— Begin Input records —
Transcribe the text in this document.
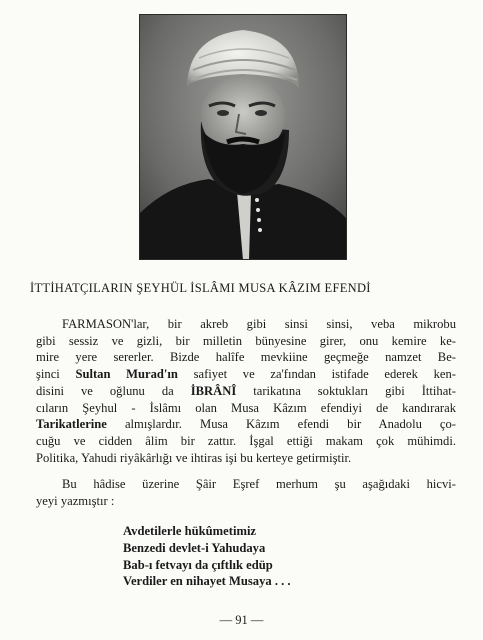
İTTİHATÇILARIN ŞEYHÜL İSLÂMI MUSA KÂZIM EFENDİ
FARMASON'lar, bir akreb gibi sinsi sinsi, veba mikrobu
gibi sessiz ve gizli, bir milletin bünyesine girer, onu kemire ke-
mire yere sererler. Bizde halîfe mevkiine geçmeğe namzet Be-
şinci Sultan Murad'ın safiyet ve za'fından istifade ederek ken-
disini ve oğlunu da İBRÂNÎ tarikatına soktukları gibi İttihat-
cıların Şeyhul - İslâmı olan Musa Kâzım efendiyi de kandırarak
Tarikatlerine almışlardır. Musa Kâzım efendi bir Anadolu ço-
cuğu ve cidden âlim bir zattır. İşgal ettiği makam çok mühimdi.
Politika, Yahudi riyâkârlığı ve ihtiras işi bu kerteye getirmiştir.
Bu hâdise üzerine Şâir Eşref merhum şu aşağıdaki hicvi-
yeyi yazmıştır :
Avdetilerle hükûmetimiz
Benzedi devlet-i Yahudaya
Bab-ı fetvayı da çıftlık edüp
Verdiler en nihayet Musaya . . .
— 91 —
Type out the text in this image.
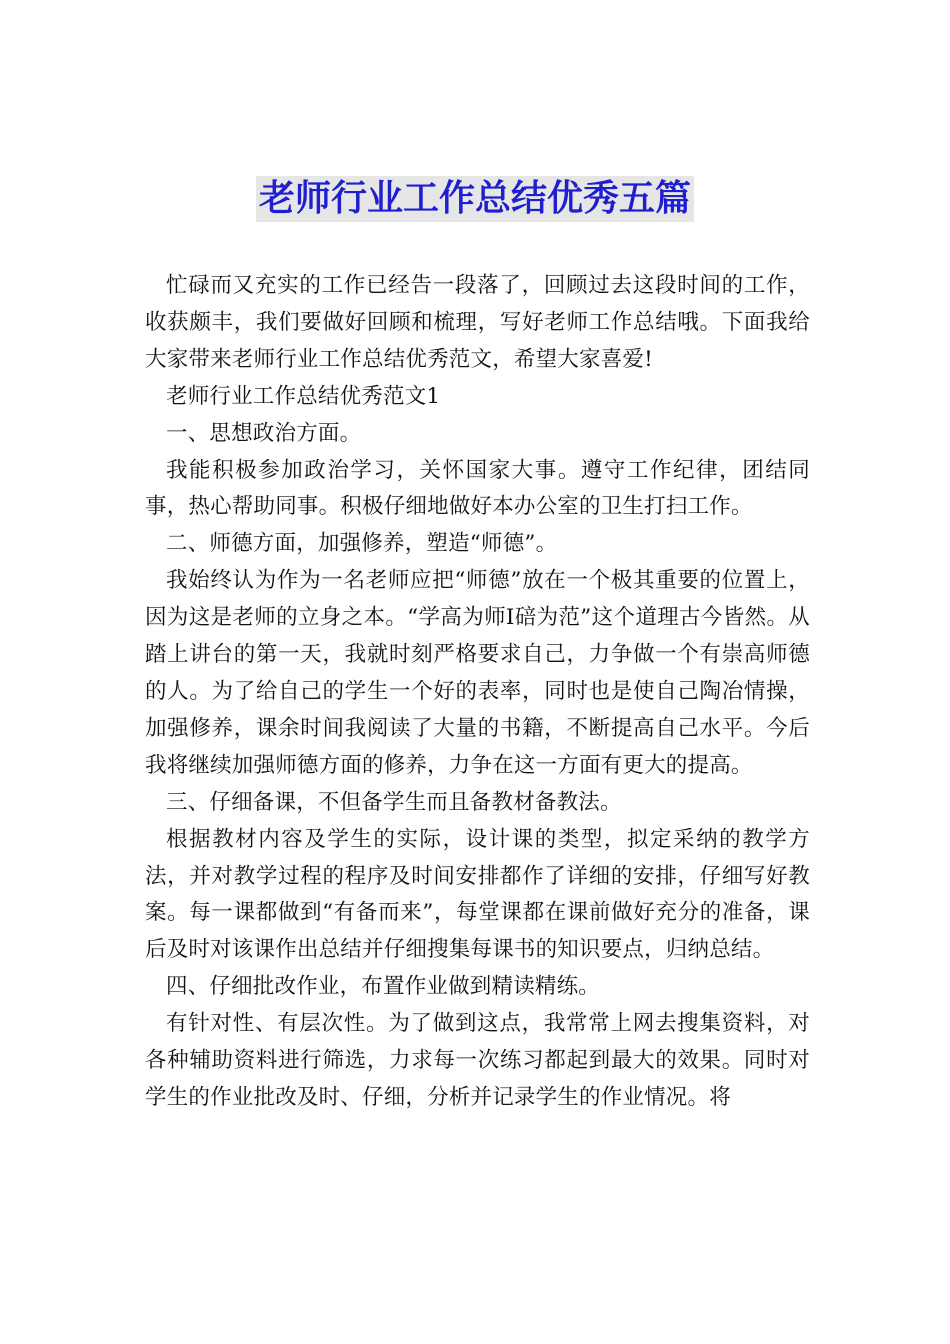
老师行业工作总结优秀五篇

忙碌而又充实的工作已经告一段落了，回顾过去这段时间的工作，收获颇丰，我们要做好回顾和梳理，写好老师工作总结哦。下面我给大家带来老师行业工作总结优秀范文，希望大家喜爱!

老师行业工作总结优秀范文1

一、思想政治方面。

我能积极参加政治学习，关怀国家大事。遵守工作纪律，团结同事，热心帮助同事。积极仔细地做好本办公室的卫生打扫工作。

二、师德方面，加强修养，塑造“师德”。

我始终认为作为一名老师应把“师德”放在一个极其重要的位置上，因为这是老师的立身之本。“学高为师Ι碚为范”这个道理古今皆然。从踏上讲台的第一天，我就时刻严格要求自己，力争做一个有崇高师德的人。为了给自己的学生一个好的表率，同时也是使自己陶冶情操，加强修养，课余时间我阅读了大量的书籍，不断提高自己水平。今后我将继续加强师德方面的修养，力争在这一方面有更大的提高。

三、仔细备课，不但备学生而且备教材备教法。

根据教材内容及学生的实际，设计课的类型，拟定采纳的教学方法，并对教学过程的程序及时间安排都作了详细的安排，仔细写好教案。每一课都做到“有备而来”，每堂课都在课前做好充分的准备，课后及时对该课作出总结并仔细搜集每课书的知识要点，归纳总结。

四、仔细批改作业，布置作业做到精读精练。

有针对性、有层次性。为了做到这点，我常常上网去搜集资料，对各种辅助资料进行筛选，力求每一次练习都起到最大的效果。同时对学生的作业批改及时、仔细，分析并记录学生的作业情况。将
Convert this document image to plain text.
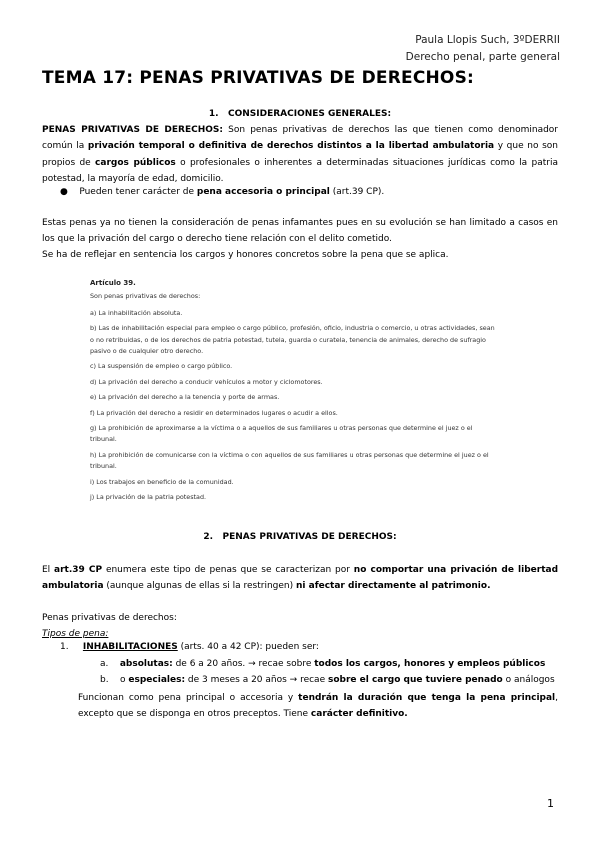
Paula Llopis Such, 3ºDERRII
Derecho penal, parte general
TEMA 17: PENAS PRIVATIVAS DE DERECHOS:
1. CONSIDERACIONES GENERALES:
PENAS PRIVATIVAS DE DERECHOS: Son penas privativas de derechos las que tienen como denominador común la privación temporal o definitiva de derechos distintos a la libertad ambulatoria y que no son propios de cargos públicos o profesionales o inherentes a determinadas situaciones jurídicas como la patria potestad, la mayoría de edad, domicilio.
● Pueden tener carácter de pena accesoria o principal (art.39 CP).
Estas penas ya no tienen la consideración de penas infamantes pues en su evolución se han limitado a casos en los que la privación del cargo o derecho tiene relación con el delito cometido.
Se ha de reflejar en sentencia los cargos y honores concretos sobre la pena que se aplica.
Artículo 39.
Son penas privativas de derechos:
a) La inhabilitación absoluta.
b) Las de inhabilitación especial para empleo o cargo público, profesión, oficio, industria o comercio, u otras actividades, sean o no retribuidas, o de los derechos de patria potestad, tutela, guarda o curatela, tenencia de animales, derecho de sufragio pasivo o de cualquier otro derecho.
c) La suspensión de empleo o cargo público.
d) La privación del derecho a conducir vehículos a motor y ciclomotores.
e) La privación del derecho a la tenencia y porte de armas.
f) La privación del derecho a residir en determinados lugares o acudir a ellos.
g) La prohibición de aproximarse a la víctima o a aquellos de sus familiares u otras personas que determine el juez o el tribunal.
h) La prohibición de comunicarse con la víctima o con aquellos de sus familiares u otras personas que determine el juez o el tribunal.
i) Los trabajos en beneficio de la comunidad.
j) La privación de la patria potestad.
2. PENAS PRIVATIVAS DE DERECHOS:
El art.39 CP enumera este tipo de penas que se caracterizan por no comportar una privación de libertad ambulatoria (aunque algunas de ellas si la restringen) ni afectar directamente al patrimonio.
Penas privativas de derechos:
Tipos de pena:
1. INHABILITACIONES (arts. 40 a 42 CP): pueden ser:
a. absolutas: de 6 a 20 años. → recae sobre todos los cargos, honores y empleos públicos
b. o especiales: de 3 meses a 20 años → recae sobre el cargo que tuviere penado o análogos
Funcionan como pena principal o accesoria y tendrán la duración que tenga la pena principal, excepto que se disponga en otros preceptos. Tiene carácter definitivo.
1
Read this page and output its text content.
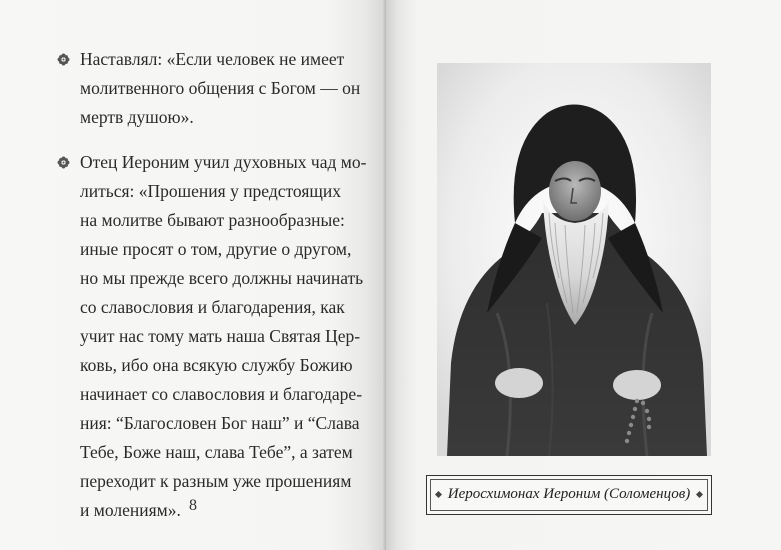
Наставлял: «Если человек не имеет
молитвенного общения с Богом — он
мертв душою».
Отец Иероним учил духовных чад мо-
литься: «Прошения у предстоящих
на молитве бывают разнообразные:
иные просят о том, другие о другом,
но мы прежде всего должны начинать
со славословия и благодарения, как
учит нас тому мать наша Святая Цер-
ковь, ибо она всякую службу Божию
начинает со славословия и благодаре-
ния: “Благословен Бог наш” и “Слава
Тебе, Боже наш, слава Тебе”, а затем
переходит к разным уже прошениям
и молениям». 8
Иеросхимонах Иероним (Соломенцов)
— End Input records —
Tally the lines that hold the string "carácter" and state the total, nothing more.

2